What to produce: Where the string "Beli" occurs in the material below, report the whole line.

Input records:

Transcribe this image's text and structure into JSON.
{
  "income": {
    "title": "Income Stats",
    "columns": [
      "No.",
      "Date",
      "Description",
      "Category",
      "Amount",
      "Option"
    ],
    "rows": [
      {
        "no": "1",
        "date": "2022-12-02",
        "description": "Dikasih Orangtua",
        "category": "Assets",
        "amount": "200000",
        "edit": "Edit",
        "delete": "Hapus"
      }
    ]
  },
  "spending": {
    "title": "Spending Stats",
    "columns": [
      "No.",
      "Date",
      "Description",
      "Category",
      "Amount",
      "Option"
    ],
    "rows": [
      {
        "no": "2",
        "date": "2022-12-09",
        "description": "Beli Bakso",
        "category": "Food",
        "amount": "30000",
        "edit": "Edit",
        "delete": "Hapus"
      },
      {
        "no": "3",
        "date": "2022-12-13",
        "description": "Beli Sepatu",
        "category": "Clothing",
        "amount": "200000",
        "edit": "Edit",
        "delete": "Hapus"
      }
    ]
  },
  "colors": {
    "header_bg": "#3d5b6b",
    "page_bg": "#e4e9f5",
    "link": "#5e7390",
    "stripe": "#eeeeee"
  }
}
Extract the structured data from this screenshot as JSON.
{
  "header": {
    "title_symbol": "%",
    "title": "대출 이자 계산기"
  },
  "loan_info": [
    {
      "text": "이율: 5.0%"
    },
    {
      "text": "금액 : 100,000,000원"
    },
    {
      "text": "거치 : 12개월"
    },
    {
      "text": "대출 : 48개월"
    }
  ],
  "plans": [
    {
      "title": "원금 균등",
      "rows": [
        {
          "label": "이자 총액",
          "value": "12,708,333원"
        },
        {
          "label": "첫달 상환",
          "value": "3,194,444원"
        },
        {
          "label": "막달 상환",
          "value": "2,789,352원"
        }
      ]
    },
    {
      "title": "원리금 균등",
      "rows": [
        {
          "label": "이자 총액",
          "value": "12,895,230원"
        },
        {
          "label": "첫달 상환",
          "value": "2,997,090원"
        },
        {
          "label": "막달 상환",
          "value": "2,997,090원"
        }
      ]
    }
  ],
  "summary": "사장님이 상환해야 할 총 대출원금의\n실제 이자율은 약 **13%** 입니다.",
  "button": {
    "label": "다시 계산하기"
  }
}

Output of the exercise:
        "description": "Beli Bakso",
        "description": "Beli Sepatu",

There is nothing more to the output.